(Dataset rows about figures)
• • • • • • •
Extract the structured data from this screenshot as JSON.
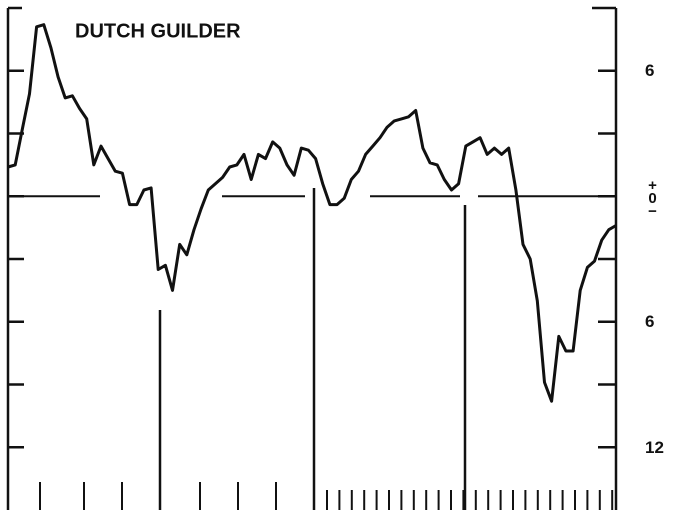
{
  "chart_data": {
    "type": "line",
    "title": "DUTCH GUILDER",
    "series": [
      {
        "color": "#111111",
        "values": [
          1.4,
          1.5,
          3.2,
          4.9,
          8.1,
          8.2,
          7.1,
          5.7,
          4.7,
          4.8,
          4.2,
          3.7,
          1.5,
          2.4,
          1.8,
          1.2,
          1.1,
          -0.4,
          -0.4,
          0.3,
          0.4,
          -3.5,
          -3.3,
          -4.5,
          -2.3,
          -2.8,
          -1.6,
          -0.6,
          0.3,
          0.6,
          0.9,
          1.4,
          1.5,
          2.0,
          0.8,
          2.0,
          1.8,
          2.6,
          2.3,
          1.5,
          1.0,
          2.3,
          2.2,
          1.8,
          0.6,
          -0.4,
          -0.4,
          -0.1,
          0.8,
          1.2,
          2.0,
          2.4,
          2.8,
          3.3,
          3.6,
          3.7,
          3.8,
          4.1,
          2.3,
          1.6,
          1.5,
          0.8,
          0.3,
          0.6,
          2.4,
          2.6,
          2.8,
          2.0,
          2.3,
          2.0,
          2.3,
          0.3,
          -2.3,
          -3.0,
          -5.0,
          -8.9,
          -9.8,
          -6.7,
          -7.4,
          -7.4,
          -4.5,
          -3.4,
          -3.1,
          -2.1,
          -1.6,
          -1.4
        ]
      }
    ],
    "ylim": [
      -15,
      9
    ],
    "yticks": [
      6,
      {
        "value": 0,
        "label": "+0−"
      },
      {
        "value": -6,
        "label": "6"
      },
      {
        "value": -12,
        "label": "12"
      }
    ],
    "yminor_ticks": [
      3,
      -3,
      -9
    ]
  }
}
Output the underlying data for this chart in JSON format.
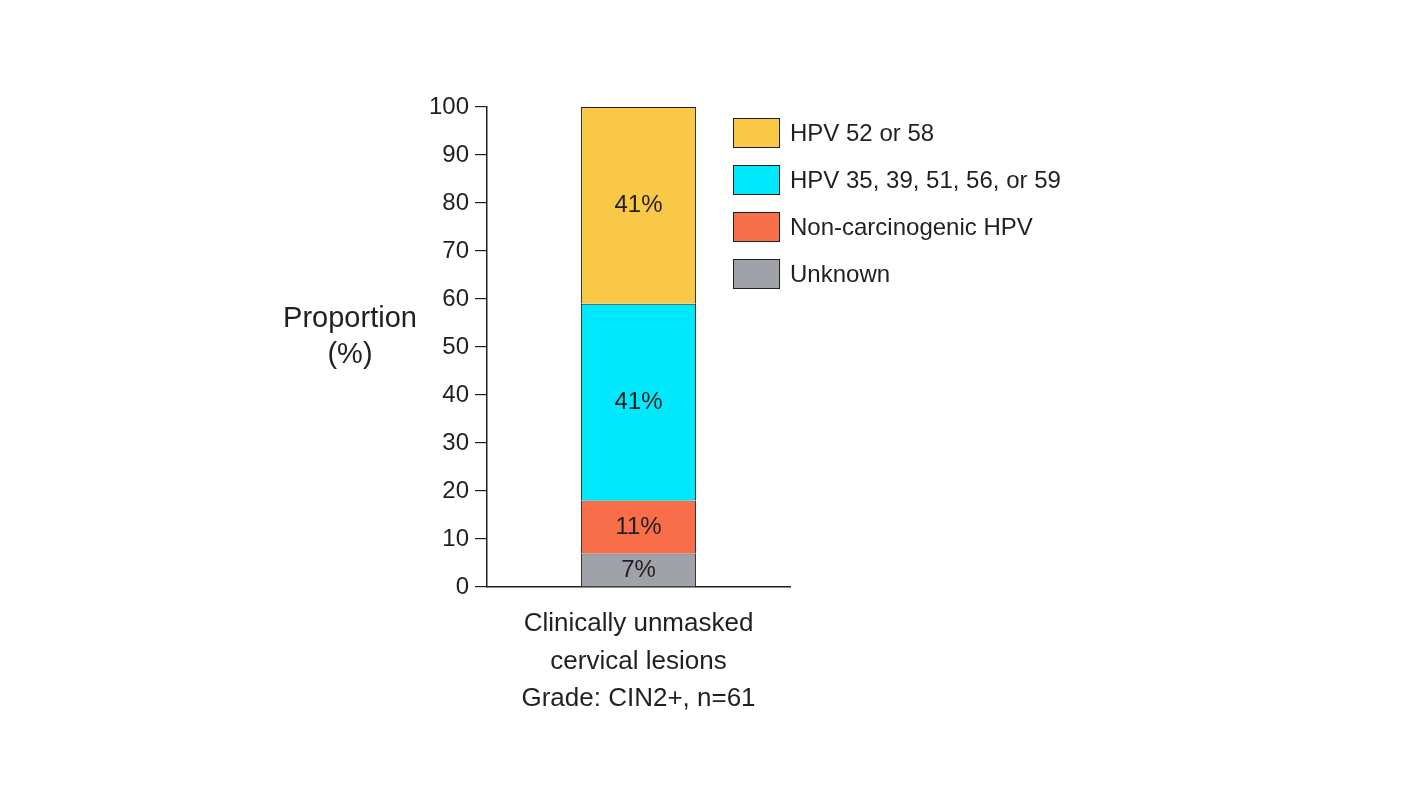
{
  "chart_data": {
    "type": "bar",
    "stacked": true,
    "categories": [
      "Clinically unmasked cervical lesions Grade: CIN2+, n=61"
    ],
    "ylabel": "Proportion (%)",
    "ylim": [
      0,
      100
    ],
    "yticks": [
      0,
      10,
      20,
      30,
      40,
      50,
      60,
      70,
      80,
      90,
      100
    ],
    "grid": false,
    "legend": "top right",
    "series": [
      {
        "name": "Unknown",
        "color": "#a0a2a9",
        "values": [
          7
        ],
        "value_labels": [
          "7%"
        ]
      },
      {
        "name": "Non-carcinogenic HPV",
        "color": "#f76e49",
        "values": [
          11
        ],
        "value_labels": [
          "11%"
        ]
      },
      {
        "name": "HPV 35, 39, 51, 56, or 59",
        "color": "#00e8fb",
        "values": [
          41
        ],
        "value_labels": [
          "41%"
        ]
      },
      {
        "name": "HPV 52 or 58",
        "color": "#f8c846",
        "values": [
          41
        ],
        "value_labels": [
          "41%"
        ]
      }
    ]
  }
}
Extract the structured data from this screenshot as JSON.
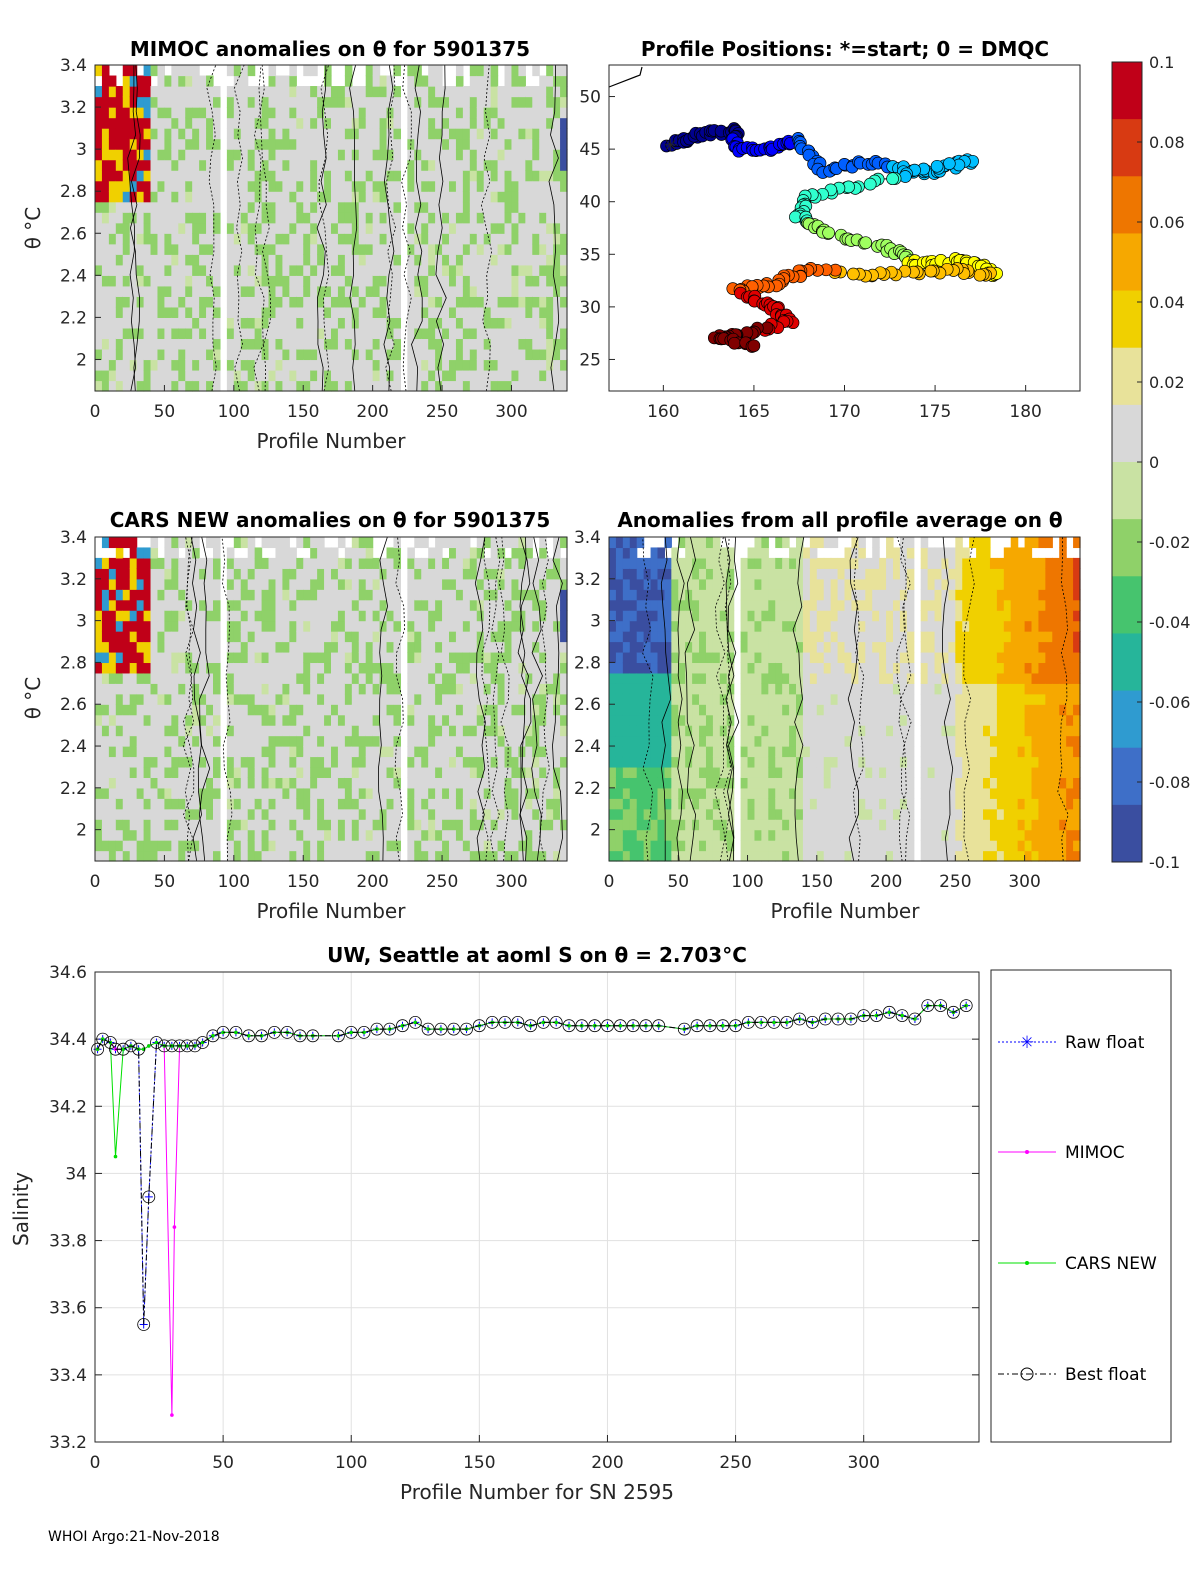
{
  "footer": "WHOI Argo:21-Nov-2018",
  "colorbar": {
    "ticks": [
      "0.1",
      "0.08",
      "0.06",
      "0.04",
      "0.02",
      "0",
      "-0.02",
      "-0.04",
      "-0.06",
      "-0.08",
      "-0.1"
    ],
    "range": [
      -0.1,
      0.1
    ],
    "colors": [
      "#3a4ea0",
      "#3e6fc8",
      "#2f9bd0",
      "#26b59a",
      "#46c46e",
      "#8fd169",
      "#c9e2a3",
      "#d8d8d8",
      "#e8e29a",
      "#f0d000",
      "#f6a800",
      "#ee7600",
      "#d83a12",
      "#c00018"
    ]
  },
  "chart_data": [
    {
      "id": "mimoc",
      "type": "heatmap",
      "title": "MIMOC anomalies on θ  for 5901375",
      "xlabel": "Profile Number",
      "ylabel": "θ °C",
      "xlim": [
        0,
        340
      ],
      "ylim": [
        1.85,
        3.4
      ],
      "xticks": [
        "0",
        "50",
        "100",
        "150",
        "200",
        "250",
        "300"
      ],
      "yticks": [
        "2",
        "2.2",
        "2.4",
        "2.6",
        "2.8",
        "3",
        "3.2",
        "3.4"
      ]
    },
    {
      "id": "positions",
      "type": "scatter",
      "title": "Profile Positions: *=start; 0 = DMQC",
      "xlim": [
        157,
        183
      ],
      "ylim": [
        22,
        53
      ],
      "xticks": [
        "160",
        "165",
        "170",
        "175",
        "180"
      ],
      "yticks": [
        "25",
        "30",
        "35",
        "40",
        "45",
        "50"
      ],
      "track": [
        {
          "lon": 160.4,
          "lat": 45.4
        },
        {
          "lon": 162.0,
          "lat": 46.3
        },
        {
          "lon": 163.8,
          "lat": 46.8
        },
        {
          "lon": 164.2,
          "lat": 45.0
        },
        {
          "lon": 166.0,
          "lat": 45.1
        },
        {
          "lon": 167.5,
          "lat": 45.9
        },
        {
          "lon": 168.8,
          "lat": 43.0
        },
        {
          "lon": 171.5,
          "lat": 43.8
        },
        {
          "lon": 174.5,
          "lat": 42.6
        },
        {
          "lon": 177.0,
          "lat": 44.0
        },
        {
          "lon": 172.0,
          "lat": 42.0
        },
        {
          "lon": 168.0,
          "lat": 40.5
        },
        {
          "lon": 167.5,
          "lat": 38.5
        },
        {
          "lon": 169.0,
          "lat": 37.0
        },
        {
          "lon": 172.5,
          "lat": 35.5
        },
        {
          "lon": 174.0,
          "lat": 34.0
        },
        {
          "lon": 176.5,
          "lat": 34.5
        },
        {
          "lon": 178.5,
          "lat": 33.0
        },
        {
          "lon": 176.0,
          "lat": 33.5
        },
        {
          "lon": 172.0,
          "lat": 33.0
        },
        {
          "lon": 168.0,
          "lat": 33.5
        },
        {
          "lon": 166.0,
          "lat": 32.2
        },
        {
          "lon": 164.0,
          "lat": 31.5
        },
        {
          "lon": 166.0,
          "lat": 30.0
        },
        {
          "lon": 167.0,
          "lat": 28.5
        },
        {
          "lon": 164.5,
          "lat": 27.5
        },
        {
          "lon": 163.0,
          "lat": 27.0
        },
        {
          "lon": 165.0,
          "lat": 26.3
        }
      ]
    },
    {
      "id": "cars",
      "type": "heatmap",
      "title": "CARS NEW anomalies on θ for 5901375",
      "xlabel": "Profile Number",
      "ylabel": "θ °C",
      "xlim": [
        0,
        340
      ],
      "ylim": [
        1.85,
        3.4
      ],
      "xticks": [
        "0",
        "50",
        "100",
        "150",
        "200",
        "250",
        "300"
      ],
      "yticks": [
        "2",
        "2.2",
        "2.4",
        "2.6",
        "2.8",
        "3",
        "3.2",
        "3.4"
      ]
    },
    {
      "id": "avg",
      "type": "heatmap",
      "title": "Anomalies from all profile average on θ",
      "xlabel": "Profile Number",
      "xlim": [
        0,
        340
      ],
      "ylim": [
        1.85,
        3.4
      ],
      "xticks": [
        "0",
        "50",
        "100",
        "150",
        "200",
        "250",
        "300"
      ],
      "yticks": [
        "2",
        "2.2",
        "2.4",
        "2.6",
        "2.8",
        "3",
        "3.2",
        "3.4"
      ]
    },
    {
      "id": "salinity",
      "type": "line",
      "title": "UW, Seattle at aoml S on θ = 2.703°C",
      "xlabel": "Profile Number for SN 2595",
      "ylabel": "Salinity",
      "xlim": [
        0,
        345
      ],
      "ylim": [
        33.2,
        34.6
      ],
      "xticks": [
        "0",
        "50",
        "100",
        "150",
        "200",
        "250",
        "300"
      ],
      "yticks": [
        "34.6",
        "34.4",
        "34.2",
        "34",
        "33.8",
        "33.6",
        "33.4",
        "33.2"
      ],
      "legend": [
        "Raw float",
        "MIMOC",
        "CARS NEW",
        "Best float"
      ],
      "series": [
        {
          "name": "Raw float",
          "x": [
            1,
            3,
            6,
            8,
            11,
            14,
            17,
            19,
            21,
            24,
            27,
            30,
            33,
            36,
            39,
            42,
            46,
            50,
            55,
            60,
            65,
            70,
            75,
            80,
            85,
            95,
            100,
            105,
            110,
            115,
            120,
            125,
            130,
            135,
            140,
            145,
            150,
            155,
            160,
            165,
            170,
            175,
            180,
            185,
            190,
            195,
            200,
            205,
            210,
            215,
            220,
            230,
            235,
            240,
            245,
            250,
            255,
            260,
            265,
            270,
            275,
            280,
            285,
            290,
            295,
            300,
            305,
            310,
            315,
            320,
            325,
            330,
            335,
            340
          ],
          "y": [
            34.37,
            34.4,
            34.39,
            34.37,
            34.37,
            34.38,
            34.37,
            33.55,
            33.93,
            34.39,
            34.38,
            34.38,
            34.38,
            34.38,
            34.38,
            34.39,
            34.41,
            34.42,
            34.42,
            34.41,
            34.41,
            34.42,
            34.42,
            34.41,
            34.41,
            34.41,
            34.42,
            34.42,
            34.43,
            34.43,
            34.44,
            34.45,
            34.43,
            34.43,
            34.43,
            34.43,
            34.44,
            34.45,
            34.45,
            34.45,
            34.44,
            34.45,
            34.45,
            34.44,
            34.44,
            34.44,
            34.44,
            34.44,
            34.44,
            34.44,
            34.44,
            34.43,
            34.44,
            34.44,
            34.44,
            34.44,
            34.45,
            34.45,
            34.45,
            34.45,
            34.46,
            34.45,
            34.46,
            34.46,
            34.46,
            34.47,
            34.47,
            34.48,
            34.47,
            34.46,
            34.5,
            34.5,
            34.48,
            34.5
          ]
        },
        {
          "name": "MIMOC",
          "x": [
            1,
            3,
            6,
            8,
            11,
            14,
            17,
            19,
            21,
            24,
            27,
            30,
            31,
            33,
            36,
            39,
            42,
            46,
            50,
            55,
            60,
            65,
            70,
            75,
            80,
            85,
            95,
            100,
            105,
            110,
            115,
            120,
            125,
            130,
            135,
            140,
            145,
            150,
            155,
            160,
            165,
            170,
            175,
            180,
            185,
            190,
            195,
            200,
            205,
            210,
            215,
            220,
            230,
            235,
            240,
            245,
            250,
            255,
            260,
            265,
            270,
            275,
            280,
            285,
            290,
            295,
            300,
            305,
            310,
            315,
            320,
            325,
            330,
            335,
            340
          ],
          "y": [
            34.37,
            34.4,
            34.39,
            34.37,
            34.37,
            34.38,
            34.37,
            34.37,
            34.38,
            34.39,
            34.38,
            33.28,
            33.84,
            34.38,
            34.38,
            34.38,
            34.39,
            34.41,
            34.42,
            34.42,
            34.41,
            34.41,
            34.42,
            34.42,
            34.41,
            34.41,
            34.41,
            34.42,
            34.42,
            34.43,
            34.43,
            34.44,
            34.45,
            34.43,
            34.43,
            34.43,
            34.43,
            34.44,
            34.45,
            34.45,
            34.45,
            34.44,
            34.45,
            34.45,
            34.44,
            34.44,
            34.44,
            34.44,
            34.44,
            34.44,
            34.44,
            34.44,
            34.43,
            34.44,
            34.44,
            34.44,
            34.44,
            34.45,
            34.45,
            34.45,
            34.45,
            34.46,
            34.45,
            34.46,
            34.46,
            34.46,
            34.47,
            34.47,
            34.48,
            34.47,
            34.46,
            34.5,
            34.5,
            34.48,
            34.5
          ]
        },
        {
          "name": "CARS NEW",
          "x": [
            1,
            3,
            6,
            8,
            11,
            14,
            17,
            19,
            21,
            24,
            27,
            30,
            33,
            36,
            39,
            42,
            46,
            50,
            55,
            60,
            65,
            70,
            75,
            80,
            85,
            95,
            100,
            105,
            110,
            115,
            120,
            125,
            130,
            135,
            140,
            145,
            150,
            155,
            160,
            165,
            170,
            175,
            180,
            185,
            190,
            195,
            200,
            205,
            210,
            215,
            220,
            230,
            235,
            240,
            245,
            250,
            255,
            260,
            265,
            270,
            275,
            280,
            285,
            290,
            295,
            300,
            305,
            310,
            315,
            320,
            325,
            330,
            335,
            340
          ],
          "y": [
            34.37,
            34.4,
            34.39,
            34.05,
            34.37,
            34.38,
            34.37,
            34.37,
            34.38,
            34.39,
            34.38,
            34.38,
            34.38,
            34.38,
            34.38,
            34.39,
            34.41,
            34.42,
            34.42,
            34.41,
            34.41,
            34.42,
            34.42,
            34.41,
            34.41,
            34.41,
            34.42,
            34.42,
            34.43,
            34.43,
            34.44,
            34.45,
            34.43,
            34.43,
            34.43,
            34.43,
            34.44,
            34.45,
            34.45,
            34.45,
            34.44,
            34.45,
            34.45,
            34.44,
            34.44,
            34.44,
            34.44,
            34.44,
            34.44,
            34.44,
            34.44,
            34.43,
            34.44,
            34.44,
            34.44,
            34.44,
            34.45,
            34.45,
            34.45,
            34.45,
            34.46,
            34.45,
            34.46,
            34.46,
            34.46,
            34.47,
            34.47,
            34.48,
            34.47,
            34.46,
            34.5,
            34.5,
            34.48,
            34.5
          ]
        },
        {
          "name": "Best float",
          "x": [
            1,
            3,
            6,
            8,
            11,
            14,
            17,
            19,
            21,
            24,
            27,
            30,
            33,
            36,
            39,
            42,
            46,
            50,
            55,
            60,
            65,
            70,
            75,
            80,
            85,
            95,
            100,
            105,
            110,
            115,
            120,
            125,
            130,
            135,
            140,
            145,
            150,
            155,
            160,
            165,
            170,
            175,
            180,
            185,
            190,
            195,
            200,
            205,
            210,
            215,
            220,
            230,
            235,
            240,
            245,
            250,
            255,
            260,
            265,
            270,
            275,
            280,
            285,
            290,
            295,
            300,
            305,
            310,
            315,
            320,
            325,
            330,
            335,
            340
          ],
          "y": [
            34.37,
            34.4,
            34.39,
            34.37,
            34.37,
            34.38,
            34.37,
            33.55,
            33.93,
            34.39,
            34.38,
            34.38,
            34.38,
            34.38,
            34.38,
            34.39,
            34.41,
            34.42,
            34.42,
            34.41,
            34.41,
            34.42,
            34.42,
            34.41,
            34.41,
            34.41,
            34.42,
            34.42,
            34.43,
            34.43,
            34.44,
            34.45,
            34.43,
            34.43,
            34.43,
            34.43,
            34.44,
            34.45,
            34.45,
            34.45,
            34.44,
            34.45,
            34.45,
            34.44,
            34.44,
            34.44,
            34.44,
            34.44,
            34.44,
            34.44,
            34.44,
            34.43,
            34.44,
            34.44,
            34.44,
            34.44,
            34.45,
            34.45,
            34.45,
            34.45,
            34.46,
            34.45,
            34.46,
            34.46,
            34.46,
            34.47,
            34.47,
            34.48,
            34.47,
            34.46,
            34.5,
            34.5,
            34.48,
            34.5
          ]
        }
      ]
    }
  ]
}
• • • • • • •
EXERCISE PROMPT >> Using the listing, copy every line where the word "title" shows up.

OUTPUT FOR THIS EXERCISE >>
    "title": "DUTCH GUILDER",
      "title": "MIMOC anomalies on θ  for 5901375",
      "title": "Profile Positions: *=start; 0 = DMQC",
      "title": "CARS NEW anomalies on θ for 5901375",
      "title": "Anomalies from all profile average on θ",
      "title": "UW, Seattle at aoml S on θ = 2.703°C",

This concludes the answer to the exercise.